Check each line of the entries below for the string "right"; copy every line where it appears.

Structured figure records
· · · · · · ·
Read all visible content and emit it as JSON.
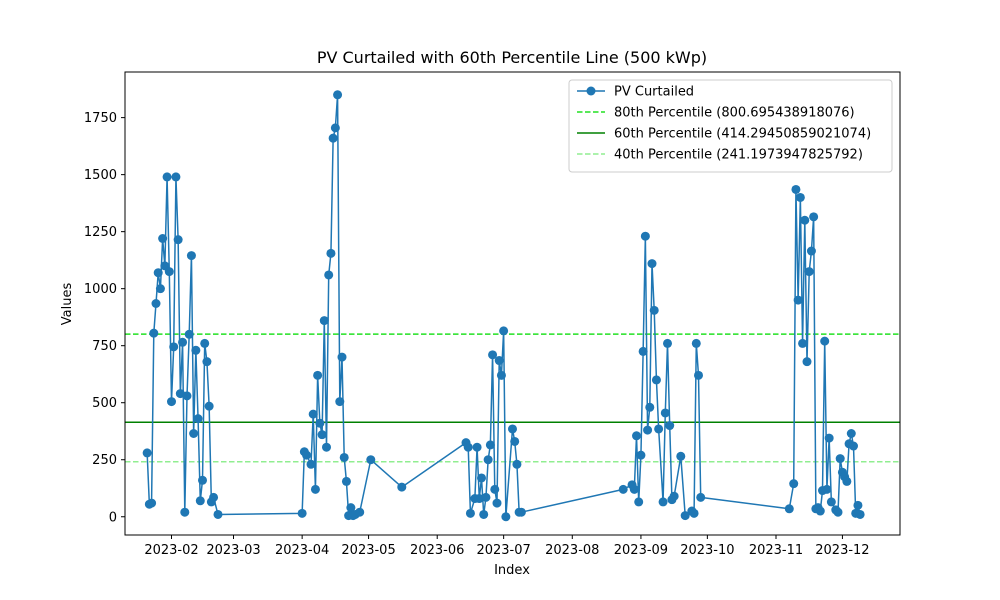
{
  "chart_data": {
    "type": "line",
    "title": "PV Curtailed with 60th Percentile Line (500 kWp)",
    "xlabel": "Index",
    "ylabel": "Values",
    "xlim": [
      "2023-01-11",
      "2023-12-27"
    ],
    "ylim": [
      -80,
      1950
    ],
    "x_ticks": [
      "2023-02",
      "2023-03",
      "2023-04",
      "2023-05",
      "2023-06",
      "2023-07",
      "2023-08",
      "2023-09",
      "2023-10",
      "2023-11",
      "2023-12"
    ],
    "y_ticks": [
      0,
      250,
      500,
      750,
      1000,
      1250,
      1500,
      1750
    ],
    "grid": false,
    "legend_position": "top-right",
    "series": [
      {
        "name": "PV Curtailed",
        "color": "#1f77b4",
        "marker": "circle",
        "points": [
          [
            "2023-01-21",
            280
          ],
          [
            "2023-01-22",
            55
          ],
          [
            "2023-01-23",
            60
          ],
          [
            "2023-01-24",
            805
          ],
          [
            "2023-01-25",
            935
          ],
          [
            "2023-01-26",
            1070
          ],
          [
            "2023-01-27",
            1000
          ],
          [
            "2023-01-28",
            1220
          ],
          [
            "2023-01-29",
            1100
          ],
          [
            "2023-01-30",
            1490
          ],
          [
            "2023-01-31",
            1075
          ],
          [
            "2023-02-01",
            505
          ],
          [
            "2023-02-02",
            745
          ],
          [
            "2023-02-03",
            1490
          ],
          [
            "2023-02-04",
            1215
          ],
          [
            "2023-02-05",
            540
          ],
          [
            "2023-02-06",
            765
          ],
          [
            "2023-02-07",
            20
          ],
          [
            "2023-02-08",
            530
          ],
          [
            "2023-02-09",
            800
          ],
          [
            "2023-02-10",
            1145
          ],
          [
            "2023-02-11",
            365
          ],
          [
            "2023-02-12",
            730
          ],
          [
            "2023-02-13",
            430
          ],
          [
            "2023-02-14",
            70
          ],
          [
            "2023-02-15",
            160
          ],
          [
            "2023-02-16",
            760
          ],
          [
            "2023-02-17",
            680
          ],
          [
            "2023-02-18",
            485
          ],
          [
            "2023-02-19",
            65
          ],
          [
            "2023-02-20",
            85
          ],
          [
            "2023-02-22",
            10
          ],
          [
            "2023-04-01",
            15
          ],
          [
            "2023-04-02",
            285
          ],
          [
            "2023-04-03",
            270
          ],
          [
            "2023-04-05",
            230
          ],
          [
            "2023-04-06",
            450
          ],
          [
            "2023-04-07",
            120
          ],
          [
            "2023-04-08",
            620
          ],
          [
            "2023-04-09",
            410
          ],
          [
            "2023-04-10",
            360
          ],
          [
            "2023-04-11",
            860
          ],
          [
            "2023-04-12",
            305
          ],
          [
            "2023-04-13",
            1060
          ],
          [
            "2023-04-14",
            1155
          ],
          [
            "2023-04-15",
            1660
          ],
          [
            "2023-04-16",
            1705
          ],
          [
            "2023-04-17",
            1850
          ],
          [
            "2023-04-18",
            505
          ],
          [
            "2023-04-19",
            700
          ],
          [
            "2023-04-20",
            260
          ],
          [
            "2023-04-21",
            155
          ],
          [
            "2023-04-22",
            5
          ],
          [
            "2023-04-23",
            40
          ],
          [
            "2023-04-24",
            5
          ],
          [
            "2023-04-25",
            10
          ],
          [
            "2023-04-27",
            20
          ],
          [
            "2023-05-02",
            250
          ],
          [
            "2023-05-16",
            130
          ],
          [
            "2023-06-14",
            325
          ],
          [
            "2023-06-15",
            305
          ],
          [
            "2023-06-16",
            15
          ],
          [
            "2023-06-18",
            80
          ],
          [
            "2023-06-19",
            305
          ],
          [
            "2023-06-20",
            80
          ],
          [
            "2023-06-21",
            170
          ],
          [
            "2023-06-22",
            10
          ],
          [
            "2023-06-23",
            85
          ],
          [
            "2023-06-24",
            250
          ],
          [
            "2023-06-25",
            315
          ],
          [
            "2023-06-26",
            710
          ],
          [
            "2023-06-27",
            120
          ],
          [
            "2023-06-28",
            60
          ],
          [
            "2023-06-29",
            685
          ],
          [
            "2023-06-30",
            620
          ],
          [
            "2023-07-01",
            815
          ],
          [
            "2023-07-02",
            0
          ],
          [
            "2023-07-05",
            385
          ],
          [
            "2023-07-06",
            330
          ],
          [
            "2023-07-07",
            230
          ],
          [
            "2023-07-08",
            20
          ],
          [
            "2023-07-09",
            20
          ],
          [
            "2023-08-24",
            120
          ],
          [
            "2023-08-28",
            140
          ],
          [
            "2023-08-29",
            120
          ],
          [
            "2023-08-30",
            355
          ],
          [
            "2023-08-31",
            65
          ],
          [
            "2023-09-01",
            270
          ],
          [
            "2023-09-02",
            725
          ],
          [
            "2023-09-03",
            1230
          ],
          [
            "2023-09-04",
            380
          ],
          [
            "2023-09-05",
            480
          ],
          [
            "2023-09-06",
            1110
          ],
          [
            "2023-09-07",
            905
          ],
          [
            "2023-09-08",
            600
          ],
          [
            "2023-09-09",
            385
          ],
          [
            "2023-09-11",
            65
          ],
          [
            "2023-09-12",
            455
          ],
          [
            "2023-09-13",
            760
          ],
          [
            "2023-09-14",
            400
          ],
          [
            "2023-09-15",
            75
          ],
          [
            "2023-09-16",
            90
          ],
          [
            "2023-09-19",
            265
          ],
          [
            "2023-09-21",
            5
          ],
          [
            "2023-09-24",
            25
          ],
          [
            "2023-09-25",
            15
          ],
          [
            "2023-09-26",
            760
          ],
          [
            "2023-09-27",
            620
          ],
          [
            "2023-09-28",
            85
          ],
          [
            "2023-11-07",
            35
          ],
          [
            "2023-11-09",
            145
          ],
          [
            "2023-11-10",
            1435
          ],
          [
            "2023-11-11",
            950
          ],
          [
            "2023-11-12",
            1400
          ],
          [
            "2023-11-13",
            760
          ],
          [
            "2023-11-14",
            1300
          ],
          [
            "2023-11-15",
            680
          ],
          [
            "2023-11-16",
            1075
          ],
          [
            "2023-11-17",
            1165
          ],
          [
            "2023-11-18",
            1315
          ],
          [
            "2023-11-19",
            35
          ],
          [
            "2023-11-20",
            40
          ],
          [
            "2023-11-21",
            25
          ],
          [
            "2023-11-22",
            115
          ],
          [
            "2023-11-23",
            770
          ],
          [
            "2023-11-24",
            120
          ],
          [
            "2023-11-25",
            345
          ],
          [
            "2023-11-26",
            65
          ],
          [
            "2023-11-28",
            30
          ],
          [
            "2023-11-29",
            20
          ],
          [
            "2023-11-30",
            255
          ],
          [
            "2023-12-01",
            195
          ],
          [
            "2023-12-02",
            175
          ],
          [
            "2023-12-03",
            155
          ],
          [
            "2023-12-04",
            320
          ],
          [
            "2023-12-05",
            365
          ],
          [
            "2023-12-06",
            310
          ],
          [
            "2023-12-07",
            15
          ],
          [
            "2023-12-08",
            50
          ],
          [
            "2023-12-09",
            10
          ]
        ]
      }
    ],
    "reference_lines": [
      {
        "name": "80th Percentile (800.695438918076)",
        "value": 800.695438918076,
        "color": "#22e022",
        "style": "dashed"
      },
      {
        "name": "60th Percentile (414.29450859021074)",
        "value": 414.29450859021074,
        "color": "#008000",
        "style": "solid"
      },
      {
        "name": "40th Percentile (241.1973947825792)",
        "value": 241.1973947825792,
        "color": "#90ee90",
        "style": "dashed"
      }
    ]
  }
}
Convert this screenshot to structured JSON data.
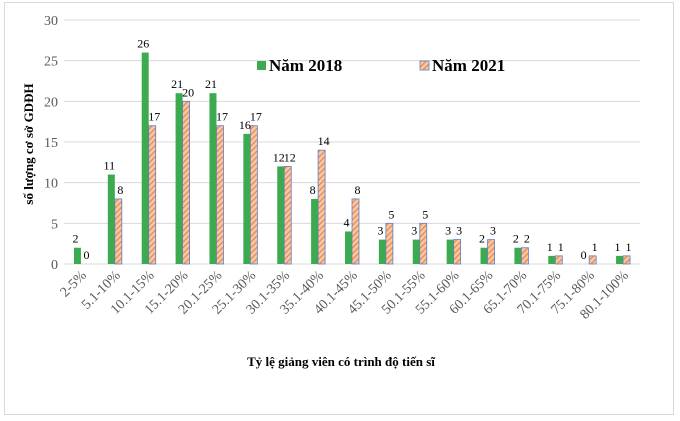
{
  "chart_data": {
    "type": "bar",
    "categories": [
      "2-5%",
      "5.1-10%",
      "10.1-15%",
      "15.1-20%",
      "20.1-25%",
      "25.1-30%",
      "30.1-35%",
      "35.1-40%",
      "40.1-45%",
      "45.1-50%",
      "50.1-55%",
      "55.1-60%",
      "60.1-65%",
      "65.1-70%",
      "70.1-75%",
      "75.1-80%",
      "80.1-100%"
    ],
    "series": [
      {
        "name": "Năm 2018",
        "values": [
          2,
          11,
          26,
          21,
          21,
          16,
          12,
          8,
          4,
          3,
          3,
          3,
          2,
          2,
          1,
          0,
          1
        ],
        "color": "#3cab4f",
        "pattern": "solid"
      },
      {
        "name": "Năm 2021",
        "values": [
          0,
          8,
          17,
          20,
          17,
          17,
          12,
          14,
          8,
          5,
          5,
          3,
          3,
          2,
          1,
          1,
          1
        ],
        "color": "#ef9a6c",
        "pattern": "diagonal-stripe",
        "stroke": "#5b7fc7"
      }
    ],
    "xlabel": "Tỷ lệ giảng viên có trình độ tiến sĩ",
    "ylabel": "số lượng cơ sở GDĐH",
    "ylim": [
      0,
      30
    ],
    "yticks": [
      0,
      5,
      10,
      15,
      20,
      25,
      30
    ],
    "grid": true,
    "legend_position": "top-right"
  }
}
· · · · · · ·
*ANSWER TO THE TASK:*
    "legend_position": "top-right",
    "legend_position": "top-right"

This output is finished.